* Request
Reproduce verbatim every line of the listing, beginning with the line that contains "Patent image size: (858, 803)." and continuing through the final line of the listing.

(Dataset entries)
# # # #
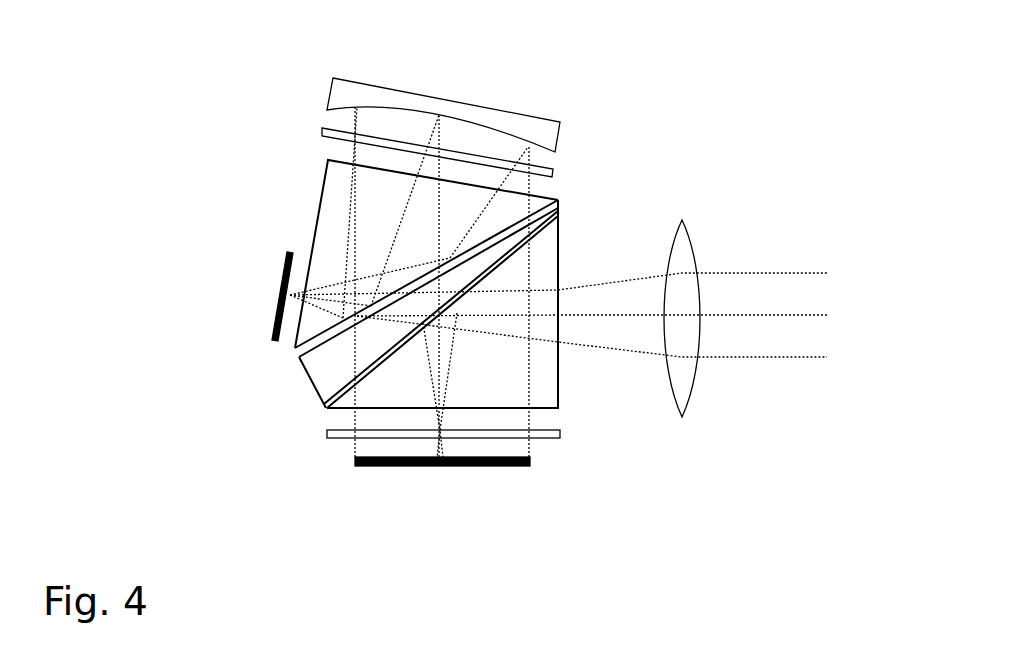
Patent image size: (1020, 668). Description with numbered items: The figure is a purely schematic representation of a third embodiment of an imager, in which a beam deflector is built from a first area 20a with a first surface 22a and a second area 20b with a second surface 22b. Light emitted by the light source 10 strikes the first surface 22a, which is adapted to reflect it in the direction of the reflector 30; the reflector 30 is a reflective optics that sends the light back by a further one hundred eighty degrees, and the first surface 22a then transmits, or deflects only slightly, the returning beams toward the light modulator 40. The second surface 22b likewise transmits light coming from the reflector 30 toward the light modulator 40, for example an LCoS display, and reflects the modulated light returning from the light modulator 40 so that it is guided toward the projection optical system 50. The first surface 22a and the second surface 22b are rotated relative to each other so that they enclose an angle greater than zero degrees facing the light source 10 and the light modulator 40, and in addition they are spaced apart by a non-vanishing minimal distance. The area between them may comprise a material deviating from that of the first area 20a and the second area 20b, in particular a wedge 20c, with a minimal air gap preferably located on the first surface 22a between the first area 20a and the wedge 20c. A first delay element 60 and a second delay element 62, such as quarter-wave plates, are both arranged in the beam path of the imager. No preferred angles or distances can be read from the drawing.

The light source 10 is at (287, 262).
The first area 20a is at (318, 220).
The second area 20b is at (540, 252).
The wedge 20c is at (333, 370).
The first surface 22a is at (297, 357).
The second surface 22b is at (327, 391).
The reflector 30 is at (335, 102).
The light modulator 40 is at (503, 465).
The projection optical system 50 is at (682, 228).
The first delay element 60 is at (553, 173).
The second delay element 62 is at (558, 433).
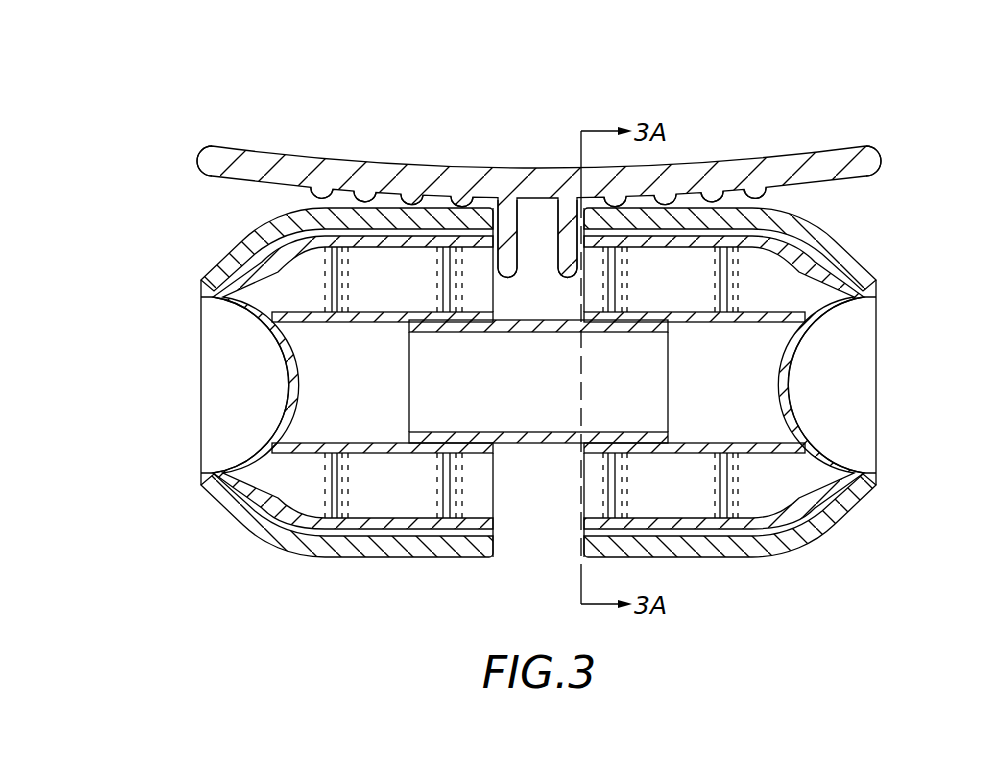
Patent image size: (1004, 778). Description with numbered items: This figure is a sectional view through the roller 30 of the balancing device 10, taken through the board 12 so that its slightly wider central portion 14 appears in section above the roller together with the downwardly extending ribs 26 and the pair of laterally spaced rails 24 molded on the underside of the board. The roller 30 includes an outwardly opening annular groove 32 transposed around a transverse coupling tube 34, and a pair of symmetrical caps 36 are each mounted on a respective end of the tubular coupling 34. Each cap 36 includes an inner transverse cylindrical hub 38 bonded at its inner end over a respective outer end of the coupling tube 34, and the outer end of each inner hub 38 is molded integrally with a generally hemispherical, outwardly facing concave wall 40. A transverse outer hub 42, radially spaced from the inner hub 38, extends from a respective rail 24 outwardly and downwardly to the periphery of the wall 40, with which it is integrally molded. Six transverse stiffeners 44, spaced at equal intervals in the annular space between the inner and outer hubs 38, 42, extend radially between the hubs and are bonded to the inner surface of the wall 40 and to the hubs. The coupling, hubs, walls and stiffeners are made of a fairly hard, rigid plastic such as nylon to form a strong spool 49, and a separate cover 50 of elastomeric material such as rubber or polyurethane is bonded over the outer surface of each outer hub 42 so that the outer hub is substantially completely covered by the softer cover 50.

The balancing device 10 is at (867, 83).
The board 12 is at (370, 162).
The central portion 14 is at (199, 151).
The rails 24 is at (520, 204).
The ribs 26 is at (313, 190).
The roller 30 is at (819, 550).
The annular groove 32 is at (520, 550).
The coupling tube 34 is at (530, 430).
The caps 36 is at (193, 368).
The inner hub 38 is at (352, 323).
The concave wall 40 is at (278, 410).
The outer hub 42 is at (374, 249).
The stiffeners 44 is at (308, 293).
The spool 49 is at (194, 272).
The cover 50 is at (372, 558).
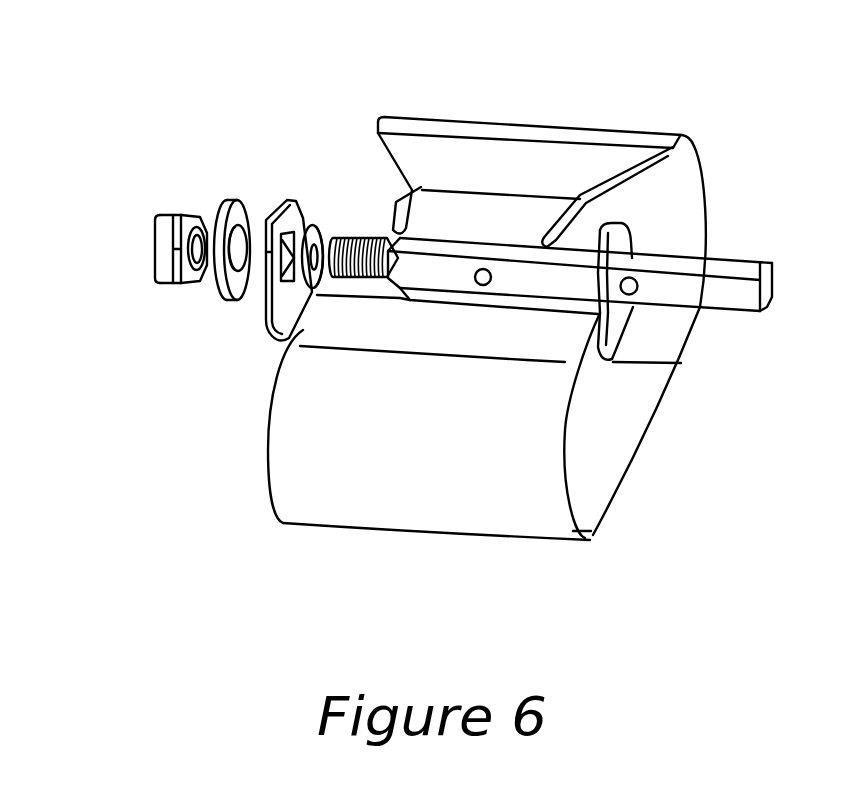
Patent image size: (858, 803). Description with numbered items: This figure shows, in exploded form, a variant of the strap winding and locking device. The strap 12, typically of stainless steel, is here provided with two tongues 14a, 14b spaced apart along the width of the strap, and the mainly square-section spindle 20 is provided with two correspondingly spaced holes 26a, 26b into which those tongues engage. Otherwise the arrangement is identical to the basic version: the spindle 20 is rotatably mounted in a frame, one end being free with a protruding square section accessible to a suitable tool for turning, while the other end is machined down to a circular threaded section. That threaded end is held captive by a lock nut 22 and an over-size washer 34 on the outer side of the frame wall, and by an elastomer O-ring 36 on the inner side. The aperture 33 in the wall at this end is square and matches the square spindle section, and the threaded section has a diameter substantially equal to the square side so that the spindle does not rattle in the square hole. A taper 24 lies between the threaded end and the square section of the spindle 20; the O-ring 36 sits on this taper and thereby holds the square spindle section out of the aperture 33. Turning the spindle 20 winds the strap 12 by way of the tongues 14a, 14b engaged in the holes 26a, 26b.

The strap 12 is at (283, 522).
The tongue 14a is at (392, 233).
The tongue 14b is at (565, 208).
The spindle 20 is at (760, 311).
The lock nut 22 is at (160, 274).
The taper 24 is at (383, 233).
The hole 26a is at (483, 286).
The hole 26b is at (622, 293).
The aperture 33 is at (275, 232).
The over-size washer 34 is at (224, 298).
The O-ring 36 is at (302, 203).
# # # #
* Finished exercise
Patent image size: (858, 803). Description with numbered items: This figure shows, in exploded form, a variant of the strap winding and locking device. The strap 12, typically of stainless steel, is here provided with two tongues 14a, 14b spaced apart along the width of the strap, and the mainly square-section spindle 20 is provided with two correspondingly spaced holes 26a, 26b into which those tongues engage. Otherwise the arrangement is identical to the basic version: the spindle 20 is rotatably mounted in a frame, one end being free with a protruding square section accessible to a suitable tool for turning, while the other end is machined down to a circular threaded section. That threaded end is held captive by a lock nut 22 and an over-size washer 34 on the outer side of the frame wall, and by an elastomer O-ring 36 on the inner side. The aperture 33 in the wall at this end is square and matches the square spindle section, and the threaded section has a diameter substantially equal to the square side so that the spindle does not rattle in the square hole. A taper 24 lies between the threaded end and the square section of the spindle 20; the O-ring 36 sits on this taper and thereby holds the square spindle section out of the aperture 33. Turning the spindle 20 winds the strap 12 by way of the tongues 14a, 14b engaged in the holes 26a, 26b.

The strap 12 is at (283, 522).
The tongue 14a is at (392, 233).
The tongue 14b is at (565, 208).
The spindle 20 is at (760, 311).
The lock nut 22 is at (160, 274).
The taper 24 is at (383, 233).
The hole 26a is at (483, 286).
The hole 26b is at (622, 293).
The aperture 33 is at (275, 232).
The over-size washer 34 is at (224, 298).
The O-ring 36 is at (302, 203).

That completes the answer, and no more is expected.